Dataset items
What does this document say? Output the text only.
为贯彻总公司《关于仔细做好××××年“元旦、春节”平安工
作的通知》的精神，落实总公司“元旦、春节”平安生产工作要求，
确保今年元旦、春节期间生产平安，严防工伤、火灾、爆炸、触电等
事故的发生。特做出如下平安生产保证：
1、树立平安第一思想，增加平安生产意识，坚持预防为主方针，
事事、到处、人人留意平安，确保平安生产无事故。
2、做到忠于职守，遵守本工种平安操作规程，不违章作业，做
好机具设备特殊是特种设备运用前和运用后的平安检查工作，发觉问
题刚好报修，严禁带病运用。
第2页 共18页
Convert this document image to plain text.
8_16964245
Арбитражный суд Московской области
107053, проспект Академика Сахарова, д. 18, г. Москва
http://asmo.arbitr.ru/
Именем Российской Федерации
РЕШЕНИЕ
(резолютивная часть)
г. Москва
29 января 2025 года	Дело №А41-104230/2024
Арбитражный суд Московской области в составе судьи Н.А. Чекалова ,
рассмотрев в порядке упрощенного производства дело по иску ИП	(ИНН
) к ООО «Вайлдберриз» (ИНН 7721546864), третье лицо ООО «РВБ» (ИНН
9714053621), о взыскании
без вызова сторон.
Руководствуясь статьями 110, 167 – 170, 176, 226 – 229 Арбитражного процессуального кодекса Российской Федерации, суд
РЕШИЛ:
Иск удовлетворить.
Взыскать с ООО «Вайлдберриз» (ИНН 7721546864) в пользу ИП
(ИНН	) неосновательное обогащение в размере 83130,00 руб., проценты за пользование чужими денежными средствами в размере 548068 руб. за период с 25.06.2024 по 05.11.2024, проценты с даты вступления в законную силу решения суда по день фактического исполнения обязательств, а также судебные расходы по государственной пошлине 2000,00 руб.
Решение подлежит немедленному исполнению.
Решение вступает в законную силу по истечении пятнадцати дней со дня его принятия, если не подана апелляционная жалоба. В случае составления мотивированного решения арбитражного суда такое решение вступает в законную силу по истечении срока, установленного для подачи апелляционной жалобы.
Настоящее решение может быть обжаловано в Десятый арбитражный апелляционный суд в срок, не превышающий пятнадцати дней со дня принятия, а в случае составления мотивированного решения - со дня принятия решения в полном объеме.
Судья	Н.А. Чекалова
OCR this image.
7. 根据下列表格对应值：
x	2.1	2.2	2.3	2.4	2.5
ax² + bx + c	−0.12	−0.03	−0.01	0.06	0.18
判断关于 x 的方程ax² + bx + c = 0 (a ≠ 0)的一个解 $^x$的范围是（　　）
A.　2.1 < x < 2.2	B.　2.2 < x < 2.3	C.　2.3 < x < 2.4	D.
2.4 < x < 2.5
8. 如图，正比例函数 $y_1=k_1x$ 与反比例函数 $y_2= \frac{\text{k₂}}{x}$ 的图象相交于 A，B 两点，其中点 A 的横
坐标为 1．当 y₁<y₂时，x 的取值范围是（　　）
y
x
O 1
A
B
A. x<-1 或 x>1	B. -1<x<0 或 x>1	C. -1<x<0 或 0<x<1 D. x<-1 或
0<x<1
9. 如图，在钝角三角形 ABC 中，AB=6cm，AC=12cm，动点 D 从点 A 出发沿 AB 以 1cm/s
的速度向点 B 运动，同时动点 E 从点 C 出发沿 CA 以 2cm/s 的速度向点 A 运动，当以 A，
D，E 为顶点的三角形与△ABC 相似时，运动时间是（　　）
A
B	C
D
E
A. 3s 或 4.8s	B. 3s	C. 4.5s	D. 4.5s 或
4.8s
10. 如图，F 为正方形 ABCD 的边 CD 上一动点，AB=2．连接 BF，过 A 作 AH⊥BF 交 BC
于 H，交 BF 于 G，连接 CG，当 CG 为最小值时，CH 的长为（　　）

§ **Set problem**: Using the records above, pull out each line where the word "image" occurs.

§ **Correct response**:
Convert this document image to plain text.
OCR this image.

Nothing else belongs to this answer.